# WHAT TO DO
Return every line in the entries below where the word "parlamentarischen" shows up.

# TASK MATERIAL
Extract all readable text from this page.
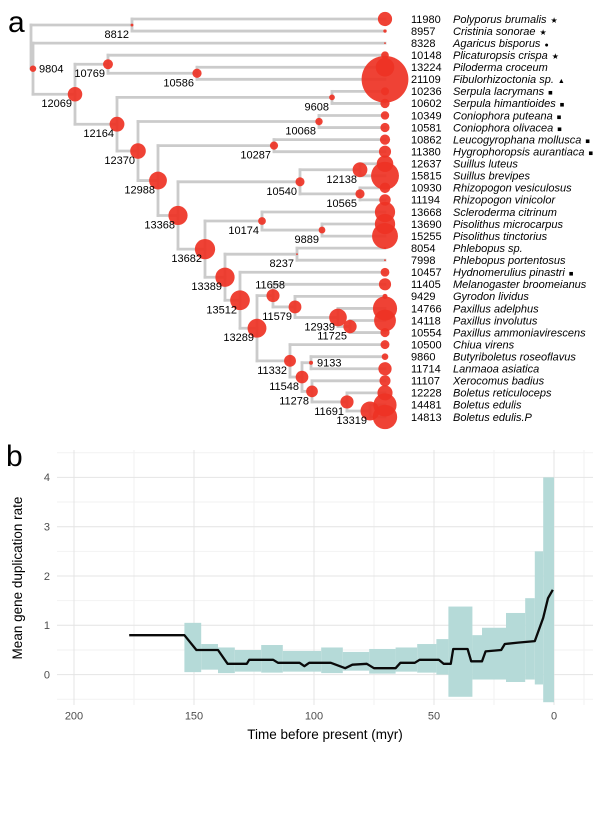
a	8812
10586
10769
9608
10068
10287
12138
10565
10540
9889
10174
8237
11725
12939
11579
11658
9133
13319
11691
11278
11548
11332
13289
13512
13389
13682
13368
12988
12370
12164
12069
9804
11980 Polyporus brumalis ★
8957 Cristinia sonorae ★
8328 Agaricus bisporus ●
10148 Plicaturopsis crispa ★
13224 Piloderma croceum
21109 Fibulorhizoctonia sp. ▲
10236 Serpula lacrymans ■
10602 Serpula himantioides ■
10349 Coniophora puteana ■
10581 Coniophora olivacea ■
10862 Leucogyrophana mollusca ■
11380 Hygrophoropsis aurantiaca ■
12637 Suillus luteus
15815 Suillus brevipes
10930 Rhizopogon vesiculosus
11194 Rhizopogon vinicolor
13668 Scleroderma citrinum
13690 Pisolithus microcarpus
15255 Pisolithus tinctorius
8054 Phlebopus sp.
7998 Phlebopus portentosus
10457 Hydnomerulius pinastri ■
11405 Melanogaster broomeianus
9429 Gyrodon lividus
14766 Paxillus adelphus
14118 Paxillus involutus
10554 Paxillus ammoniavirescens
10500 Chiua virens
9860 Butyriboletus roseoflavus
11714 Lanmaoa asiatica
11107 Xerocomus badius
12228 Boletus reticuloceps
14481 Boletus edulis
14813 Boletus edulis.P
b
0
1
2
3
4
200	150	100	50	0
Mean gene duplication rate
Time before present (myr)
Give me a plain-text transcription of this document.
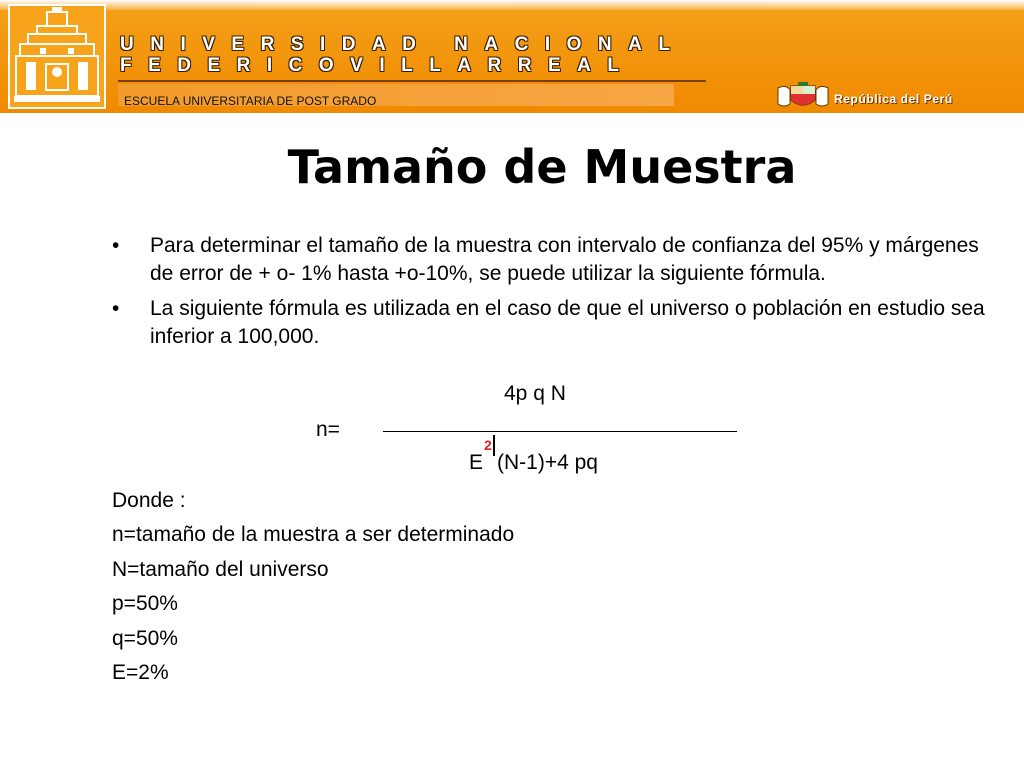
UNIVERSIDAD NACIONAL
FEDERICOVILLARREAL
ESCUELA UNIVERSITARIA DE POST GRADO	República del Perú
Tamaño de Muestra
• Para determinar el tamaño de la muestra con intervalo de confianza del 95% y márgenes de error de + o- 1% hasta +o-10%, se puede utilizar la siguiente fórmula.
• La siguiente fórmula es utilizada en el caso de que el universo o población en estudio sea inferior a 100,000.
4p q N
n=
2
E (N-1)+4 pq
Donde :
n=tamaño de la muestra a ser determinado
N=tamaño del universo
p=50%
q=50%
E=2%
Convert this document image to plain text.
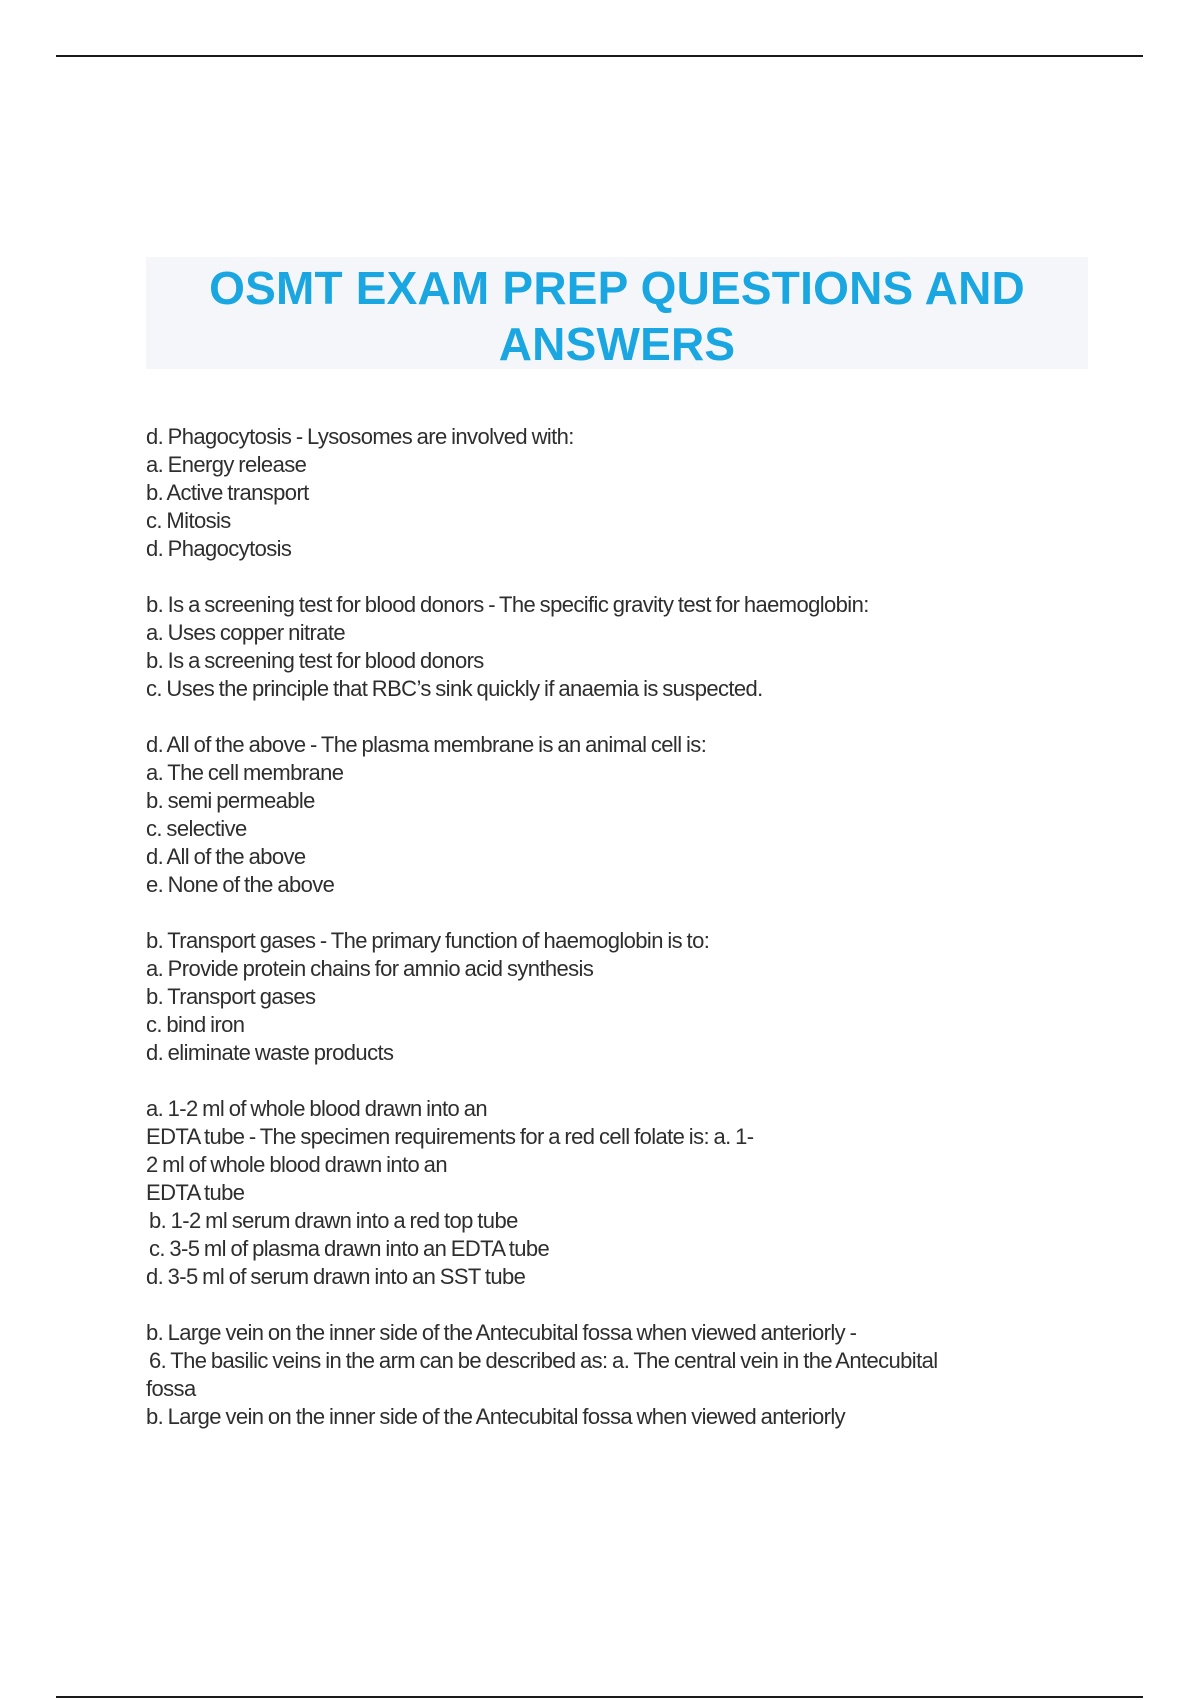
OSMT EXAM PREP QUESTIONS AND
ANSWERS
d. Phagocytosis - Lysosomes are involved with:
a. Energy release
b. Active transport
c. Mitosis
d. Phagocytosis
b. Is a screening test for blood donors - The specific gravity test for haemoglobin:
a. Uses copper nitrate
b. Is a screening test for blood donors
c. Uses the principle that RBC’s sink quickly if anaemia is suspected.
d. All of the above - The plasma membrane is an animal cell is:
a. The cell membrane
b. semi permeable
c. selective
d. All of the above
e. None of the above
b. Transport gases - The primary function of haemoglobin is to:
a. Provide protein chains for amnio acid synthesis
b. Transport gases
c. bind iron
d. eliminate waste products
a. 1-2 ml of whole blood drawn into an
EDTA tube - The specimen requirements for a red cell folate is: a. 1-
2 ml of whole blood drawn into an
EDTA tube
b. 1-2 ml serum drawn into a red top tube
c. 3-5 ml of plasma drawn into an EDTA tube
d. 3-5 ml of serum drawn into an SST tube
b. Large vein on the inner side of the Antecubital fossa when viewed anteriorly -
6. The basilic veins in the arm can be described as: a. The central vein in the Antecubital
fossa
b. Large vein on the inner side of the Antecubital fossa when viewed anteriorly
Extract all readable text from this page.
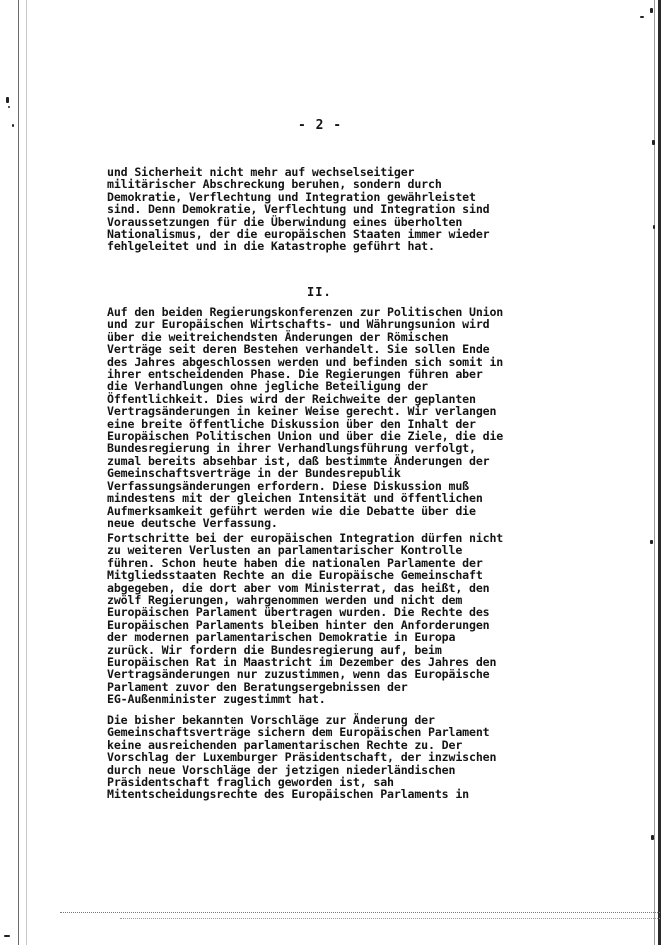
- 2 -

und Sicherheit nicht mehr auf wechselseitiger
militärischer Abschreckung beruhen, sondern durch
Demokratie, Verflechtung und Integration gewährleistet
sind. Denn Demokratie, Verflechtung und Integration sind
Voraussetzungen für die Überwindung eines überholten
Nationalismus, der die europäischen Staaten immer wieder
fehlgeleitet und in die Katastrophe geführt hat.

II.

Auf den beiden Regierungskonferenzen zur Politischen Union
und zur Europäischen Wirtschafts- und Währungsunion wird
über die weitreichendsten Änderungen der Römischen
Verträge seit deren Bestehen verhandelt. Sie sollen Ende
des Jahres abgeschlossen werden und befinden sich somit in
ihrer entscheidenden Phase. Die Regierungen führen aber
die Verhandlungen ohne jegliche Beteiligung der
Öffentlichkeit. Dies wird der Reichweite der geplanten
Vertragsänderungen in keiner Weise gerecht. Wir verlangen
eine breite öffentliche Diskussion über den Inhalt der
Europäischen Politischen Union und über die Ziele, die die
Bundesregierung in ihrer Verhandlungsführung verfolgt,
zumal bereits absehbar ist, daß bestimmte Änderungen der
Gemeinschaftsverträge in der Bundesrepublik
Verfassungsänderungen erfordern. Diese Diskussion muß
mindestens mit der gleichen Intensität und öffentlichen
Aufmerksamkeit geführt werden wie die Debatte über die
neue deutsche Verfassung.

Fortschritte bei der europäischen Integration dürfen nicht
zu weiteren Verlusten an parlamentarischer Kontrolle
führen. Schon heute haben die nationalen Parlamente der
Mitgliedsstaaten Rechte an die Europäische Gemeinschaft
abgegeben, die dort aber vom Ministerrat, das heißt, den
zwölf Regierungen, wahrgenommen werden und nicht dem
Europäischen Parlament übertragen wurden. Die Rechte des
Europäischen Parlaments bleiben hinter den Anforderungen
der modernen parlamentarischen Demokratie in Europa
zurück. Wir fordern die Bundesregierung auf, beim
Europäischen Rat in Maastricht im Dezember des Jahres den
Vertragsänderungen nur zuzustimmen, wenn das Europäische
Parlament zuvor den Beratungsergebnissen der
EG-Außenminister zugestimmt hat.

Die bisher bekannten Vorschläge zur Änderung der
Gemeinschaftsverträge sichern dem Europäischen Parlament
keine ausreichenden parlamentarischen Rechte zu. Der
Vorschlag der Luxemburger Präsidentschaft, der inzwischen
durch neue Vorschläge der jetzigen niederländischen
Präsidentschaft fraglich geworden ist, sah
Mitentscheidungsrechte des Europäischen Parlaments in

# THE COMPLETED TASK
der modernen parlamentarischen Demokratie in Europa
keine ausreichenden parlamentarischen Rechte zu. Der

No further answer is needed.